_WHAT IS NEEDED_
Check every line below for the word "Раствор" and show those that hold it.
[RECORDS PROVIDED start]
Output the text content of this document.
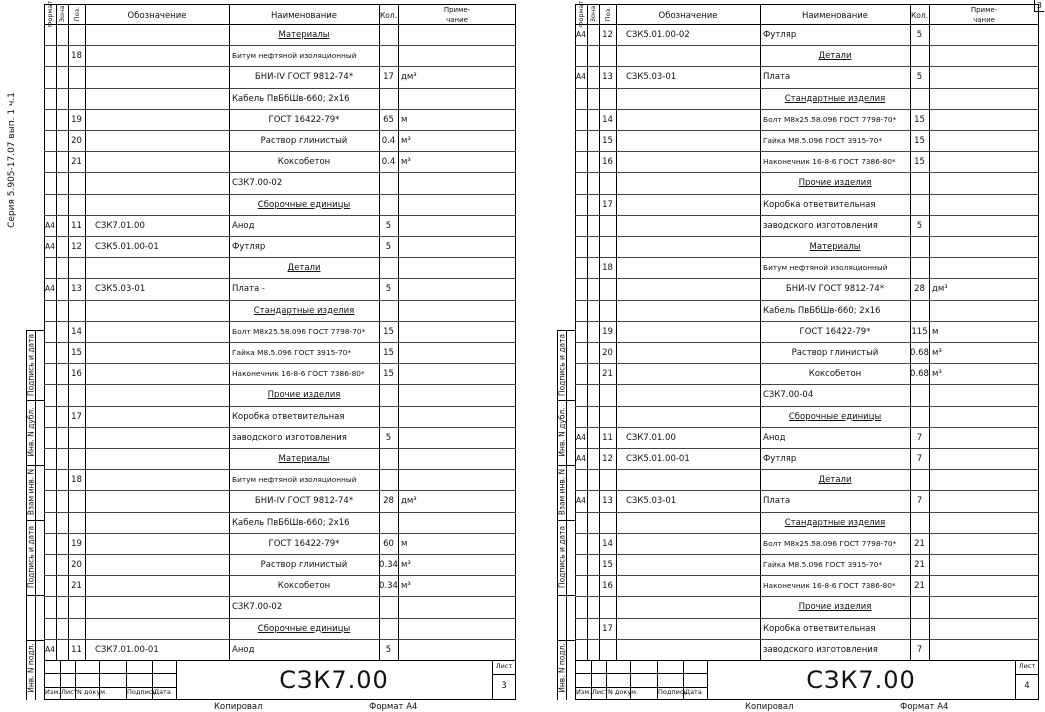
Формат Зона Поз.	Обозначение	Наименование	Кол.
Приме-
чание
Материалы
18	Битум нефтяной изоляционный
БНИ-IV ГОСТ 9812-74*	17 дм³
Кабель ПвБбШв-660; 2х16
19	ГОСТ 16422-79*	65 м
20	Раствор глинистый	0.4 м³
21	Коксобетон	0.4 м³
СЗК7.00-02
Сборочные единицы
А4 11 СЗК7.01.00	Анод	5
А4 12 СЗК5.01.00-01	Футляр	5
Детали
А4 13 СЗК5.03-01	Плата -	5
Стандартные изделия
14	Болт М8х25.58.096 ГОСТ 7798-70* 15
15	Гайка М8.5.096 ГОСТ 3915-70*	15
16	Наконечник 16-8-6 ГОСТ 7386-80* 15
Прочие изделия
17	Коробка ответвительная
заводского изготовления	5
Материалы
18	Битум нефтяной изоляционный
БНИ-IV ГОСТ 9812-74*	28 дм³
Кабель ПвБбШв-660; 2х16
19	ГОСТ 16422-79*	60 м
20	Раствор глинистый	0.34 м³
21	Коксобетон	0.34 м³
СЗК7.00-02
Сборочные единицы
А4 11 СЗК7.01.00-01	Анод	5
Изм. Лист N докум.	Подпись
Дата	СЗК7.00	Лист
3
Копировал	Формат А4
Подпись и дата
Инв. N дубл.
Взам инв. N
Подпись и дата
Инв. N подл.
Серия 5.905-17.07 вып. 1 ч.1
Формат Зона Поз.	Обозначение	Наименование	Кол.
Приме-
чание
А4 12 СЗК5.01.00-02	Футляр	5
Детали
А4 13 СЗК5.03-01	Плата	5
Стандартные изделия
14	Болт М8х25.58.096 ГОСТ 7798-70* 15
15	Гайка М8.5.096 ГОСТ 3915-70*	15
16	Наконечник 16-8-6 ГОСТ 7386-80* 15
Прочие изделия
17	Коробка ответвительная
заводского изготовления	5
Материалы
18	Битум нефтяной изоляционный
БНИ-IV ГОСТ 9812-74*	28 дм³
Кабель ПвБбШв-660; 2х16
19	ГОСТ 16422-79*	115 м
20	Раствор глинистый	0.68 м³
21	Коксобетон	0.68 м³
СЗК7.00-04
Сборочные единицы
А4 11 СЗК7.01.00	Анод	7
А4 12 СЗК5.01.00-01	Футляр	7
Детали
А4 13 СЗК5.03-01	Плата	7
Стандартные изделия
14	Болт М8х25.58.096 ГОСТ 7798-70* 21
15	Гайка М8.5.096 ГОСТ 3915-70*	21
16	Наконечник 16-8-6 ГОСТ 7386-80* 21
Прочие изделия
17	Коробка ответвительная
заводского изготовления	7
Изм. Лист N докум.	Подпись
Дата	СЗК7.00	Лист
4
Копировал	Формат А4
Подпись и дата
Инв. N дубл.
Взам инв. N
Подпись и дата
Инв. N подл.
3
[RECORDS PROVIDED end]
_ANSWER TO THIS TASK_
20	Раствор глинистый	0.4 м³
20	Раствор глинистый	0.34 м³
20	Раствор глинистый	0.68 м³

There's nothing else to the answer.